• **Dataset excerpts**:

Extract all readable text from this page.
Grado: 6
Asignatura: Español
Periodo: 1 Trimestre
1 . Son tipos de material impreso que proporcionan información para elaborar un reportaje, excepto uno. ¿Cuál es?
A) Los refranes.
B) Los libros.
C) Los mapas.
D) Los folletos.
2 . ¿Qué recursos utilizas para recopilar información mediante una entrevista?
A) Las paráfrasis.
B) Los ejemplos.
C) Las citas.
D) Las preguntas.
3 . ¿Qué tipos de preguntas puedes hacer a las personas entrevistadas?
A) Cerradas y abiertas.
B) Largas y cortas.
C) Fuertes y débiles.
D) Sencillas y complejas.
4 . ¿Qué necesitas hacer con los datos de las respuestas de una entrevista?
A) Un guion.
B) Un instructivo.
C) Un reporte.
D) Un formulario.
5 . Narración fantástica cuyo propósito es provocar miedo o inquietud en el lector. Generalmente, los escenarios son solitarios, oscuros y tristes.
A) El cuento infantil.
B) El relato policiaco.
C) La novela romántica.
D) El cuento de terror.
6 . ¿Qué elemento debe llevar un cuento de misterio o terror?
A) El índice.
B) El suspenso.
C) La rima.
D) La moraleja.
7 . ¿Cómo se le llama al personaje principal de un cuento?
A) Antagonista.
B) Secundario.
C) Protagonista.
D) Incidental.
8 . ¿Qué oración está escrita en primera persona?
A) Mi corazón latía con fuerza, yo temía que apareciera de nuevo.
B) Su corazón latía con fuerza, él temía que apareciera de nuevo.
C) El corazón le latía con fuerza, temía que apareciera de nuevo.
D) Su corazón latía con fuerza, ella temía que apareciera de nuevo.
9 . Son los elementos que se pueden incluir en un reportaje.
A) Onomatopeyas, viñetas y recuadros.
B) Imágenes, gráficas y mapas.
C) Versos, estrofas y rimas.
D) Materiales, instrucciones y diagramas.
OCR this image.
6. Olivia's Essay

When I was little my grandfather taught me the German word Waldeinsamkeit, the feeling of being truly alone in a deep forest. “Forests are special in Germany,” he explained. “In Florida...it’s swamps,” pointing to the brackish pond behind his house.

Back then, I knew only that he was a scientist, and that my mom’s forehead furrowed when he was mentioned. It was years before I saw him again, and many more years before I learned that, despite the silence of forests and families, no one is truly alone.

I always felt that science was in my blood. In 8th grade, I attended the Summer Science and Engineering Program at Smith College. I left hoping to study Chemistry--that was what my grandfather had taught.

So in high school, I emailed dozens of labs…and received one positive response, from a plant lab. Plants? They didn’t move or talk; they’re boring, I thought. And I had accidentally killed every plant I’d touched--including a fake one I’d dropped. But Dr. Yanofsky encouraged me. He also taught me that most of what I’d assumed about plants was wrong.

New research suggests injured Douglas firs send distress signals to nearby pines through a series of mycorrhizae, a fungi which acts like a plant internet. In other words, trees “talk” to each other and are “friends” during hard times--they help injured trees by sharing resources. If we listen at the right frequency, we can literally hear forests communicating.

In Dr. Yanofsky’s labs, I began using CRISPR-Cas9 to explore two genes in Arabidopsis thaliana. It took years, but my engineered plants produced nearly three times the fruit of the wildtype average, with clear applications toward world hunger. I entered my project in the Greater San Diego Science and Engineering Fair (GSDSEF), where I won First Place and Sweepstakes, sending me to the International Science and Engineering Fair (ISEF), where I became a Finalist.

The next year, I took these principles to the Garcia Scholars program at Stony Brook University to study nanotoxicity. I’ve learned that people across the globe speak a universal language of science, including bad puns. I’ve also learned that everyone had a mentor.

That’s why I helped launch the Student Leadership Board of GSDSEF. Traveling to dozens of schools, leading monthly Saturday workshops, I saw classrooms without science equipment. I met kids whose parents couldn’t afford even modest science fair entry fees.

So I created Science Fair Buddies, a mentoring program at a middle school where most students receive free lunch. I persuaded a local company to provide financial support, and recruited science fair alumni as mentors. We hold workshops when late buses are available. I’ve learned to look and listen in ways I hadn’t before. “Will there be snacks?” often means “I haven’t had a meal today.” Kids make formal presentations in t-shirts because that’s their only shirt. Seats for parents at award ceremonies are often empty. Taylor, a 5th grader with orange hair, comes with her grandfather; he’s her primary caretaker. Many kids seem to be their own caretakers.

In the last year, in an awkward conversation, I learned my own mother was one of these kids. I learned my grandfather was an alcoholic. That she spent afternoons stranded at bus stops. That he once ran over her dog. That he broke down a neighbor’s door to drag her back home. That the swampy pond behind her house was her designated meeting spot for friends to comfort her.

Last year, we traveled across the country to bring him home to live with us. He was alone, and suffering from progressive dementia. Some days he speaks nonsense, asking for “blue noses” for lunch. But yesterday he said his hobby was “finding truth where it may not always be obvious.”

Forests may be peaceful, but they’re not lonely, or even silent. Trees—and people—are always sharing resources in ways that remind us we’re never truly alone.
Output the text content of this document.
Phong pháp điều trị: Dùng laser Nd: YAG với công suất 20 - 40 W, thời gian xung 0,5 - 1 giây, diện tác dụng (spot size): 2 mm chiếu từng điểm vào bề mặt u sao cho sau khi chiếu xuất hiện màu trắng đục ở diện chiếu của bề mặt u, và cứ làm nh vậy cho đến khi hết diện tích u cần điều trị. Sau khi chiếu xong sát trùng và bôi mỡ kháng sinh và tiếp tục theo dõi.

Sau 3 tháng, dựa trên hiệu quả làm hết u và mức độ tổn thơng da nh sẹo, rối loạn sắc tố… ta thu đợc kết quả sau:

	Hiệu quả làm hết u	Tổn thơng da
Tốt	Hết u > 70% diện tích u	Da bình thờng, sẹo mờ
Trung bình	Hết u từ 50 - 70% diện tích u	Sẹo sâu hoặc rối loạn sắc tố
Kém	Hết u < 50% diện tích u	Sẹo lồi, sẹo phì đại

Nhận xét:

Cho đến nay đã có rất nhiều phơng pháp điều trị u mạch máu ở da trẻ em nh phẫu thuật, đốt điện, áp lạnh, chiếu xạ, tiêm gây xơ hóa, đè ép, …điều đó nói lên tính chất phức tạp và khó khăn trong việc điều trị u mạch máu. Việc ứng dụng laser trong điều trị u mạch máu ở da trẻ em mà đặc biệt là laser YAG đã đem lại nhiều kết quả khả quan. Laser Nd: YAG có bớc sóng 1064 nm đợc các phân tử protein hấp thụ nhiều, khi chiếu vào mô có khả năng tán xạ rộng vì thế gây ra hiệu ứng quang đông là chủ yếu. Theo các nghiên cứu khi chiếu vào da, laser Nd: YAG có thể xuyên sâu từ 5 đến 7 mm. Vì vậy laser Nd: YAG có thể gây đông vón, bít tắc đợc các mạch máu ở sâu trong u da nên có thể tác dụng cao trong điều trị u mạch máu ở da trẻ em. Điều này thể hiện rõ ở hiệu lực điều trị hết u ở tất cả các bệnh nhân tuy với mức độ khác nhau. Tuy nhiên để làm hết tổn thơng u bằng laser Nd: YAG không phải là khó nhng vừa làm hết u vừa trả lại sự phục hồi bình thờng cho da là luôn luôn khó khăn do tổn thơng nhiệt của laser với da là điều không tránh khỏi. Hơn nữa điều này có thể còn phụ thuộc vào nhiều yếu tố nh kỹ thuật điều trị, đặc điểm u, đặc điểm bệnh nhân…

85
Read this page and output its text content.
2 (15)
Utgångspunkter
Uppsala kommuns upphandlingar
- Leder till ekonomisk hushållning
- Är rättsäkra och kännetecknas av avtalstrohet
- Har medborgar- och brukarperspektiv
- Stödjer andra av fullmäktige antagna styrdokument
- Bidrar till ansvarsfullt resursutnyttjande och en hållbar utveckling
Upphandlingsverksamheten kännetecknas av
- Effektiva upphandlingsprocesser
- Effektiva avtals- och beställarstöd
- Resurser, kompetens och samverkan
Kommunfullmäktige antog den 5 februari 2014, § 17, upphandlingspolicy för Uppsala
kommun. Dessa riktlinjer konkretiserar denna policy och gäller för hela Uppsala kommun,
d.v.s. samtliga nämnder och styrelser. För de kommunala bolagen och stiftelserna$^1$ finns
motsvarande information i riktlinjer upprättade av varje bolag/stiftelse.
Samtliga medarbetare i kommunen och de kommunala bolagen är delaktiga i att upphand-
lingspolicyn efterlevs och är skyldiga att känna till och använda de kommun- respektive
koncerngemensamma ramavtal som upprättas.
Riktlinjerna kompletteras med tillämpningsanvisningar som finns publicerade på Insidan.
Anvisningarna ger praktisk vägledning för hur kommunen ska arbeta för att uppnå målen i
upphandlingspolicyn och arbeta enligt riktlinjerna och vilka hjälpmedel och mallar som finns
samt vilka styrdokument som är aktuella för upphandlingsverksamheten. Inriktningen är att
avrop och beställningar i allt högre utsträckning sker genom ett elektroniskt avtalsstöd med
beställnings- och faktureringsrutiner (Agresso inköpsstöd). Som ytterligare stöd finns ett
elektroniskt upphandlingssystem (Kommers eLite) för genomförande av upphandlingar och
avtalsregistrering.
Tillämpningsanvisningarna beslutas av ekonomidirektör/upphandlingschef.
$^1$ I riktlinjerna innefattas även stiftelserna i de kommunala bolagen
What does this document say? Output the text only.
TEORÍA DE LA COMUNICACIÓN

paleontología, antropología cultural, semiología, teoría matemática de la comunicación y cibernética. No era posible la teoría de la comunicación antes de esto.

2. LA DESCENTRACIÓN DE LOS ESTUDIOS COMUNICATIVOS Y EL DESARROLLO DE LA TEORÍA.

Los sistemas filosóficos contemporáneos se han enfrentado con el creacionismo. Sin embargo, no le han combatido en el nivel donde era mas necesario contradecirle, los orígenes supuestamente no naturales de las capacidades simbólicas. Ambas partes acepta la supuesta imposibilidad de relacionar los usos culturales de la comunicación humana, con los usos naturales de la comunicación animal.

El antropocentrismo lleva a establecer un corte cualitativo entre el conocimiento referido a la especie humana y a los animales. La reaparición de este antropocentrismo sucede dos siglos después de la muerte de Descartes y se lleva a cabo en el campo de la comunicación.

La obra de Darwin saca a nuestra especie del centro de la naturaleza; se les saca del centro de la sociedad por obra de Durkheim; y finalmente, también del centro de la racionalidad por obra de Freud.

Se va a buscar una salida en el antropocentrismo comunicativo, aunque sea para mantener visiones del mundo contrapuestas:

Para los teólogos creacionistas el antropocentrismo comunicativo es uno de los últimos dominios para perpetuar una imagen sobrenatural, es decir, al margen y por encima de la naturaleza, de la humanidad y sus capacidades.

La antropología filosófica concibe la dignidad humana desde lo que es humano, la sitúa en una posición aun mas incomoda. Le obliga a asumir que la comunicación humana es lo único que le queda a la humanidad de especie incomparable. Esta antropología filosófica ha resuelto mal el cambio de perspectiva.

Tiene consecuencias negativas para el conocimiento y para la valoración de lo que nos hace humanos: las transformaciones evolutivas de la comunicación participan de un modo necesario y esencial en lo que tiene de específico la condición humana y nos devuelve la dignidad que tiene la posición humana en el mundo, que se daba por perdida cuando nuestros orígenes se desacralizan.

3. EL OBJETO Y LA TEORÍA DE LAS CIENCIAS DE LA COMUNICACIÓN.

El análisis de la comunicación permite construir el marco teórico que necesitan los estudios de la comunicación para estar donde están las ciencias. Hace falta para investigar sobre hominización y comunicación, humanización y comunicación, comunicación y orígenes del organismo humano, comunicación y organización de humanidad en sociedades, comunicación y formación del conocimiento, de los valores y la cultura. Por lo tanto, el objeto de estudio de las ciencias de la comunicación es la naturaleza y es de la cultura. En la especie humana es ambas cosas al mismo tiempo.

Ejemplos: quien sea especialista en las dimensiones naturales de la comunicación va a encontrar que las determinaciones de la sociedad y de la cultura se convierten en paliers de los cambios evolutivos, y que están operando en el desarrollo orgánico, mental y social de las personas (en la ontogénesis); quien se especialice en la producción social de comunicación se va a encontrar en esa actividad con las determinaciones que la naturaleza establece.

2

• **Task to complete**:
Copy out all lines above holding "study".

• **Response**:
I always felt that science was in my blood. In 8th grade, I attended the Summer Science and Engineering Program at Smith College. I left hoping to study Chemistry--that was what my grandfather had taught.
The next year, I took these principles to the Garcia Scholars program at Stony Brook University to study nanotoxicity. I’ve learned that people across the globe speak a universal language of science, including bad puns. I’ve also learned that everyone had a mentor.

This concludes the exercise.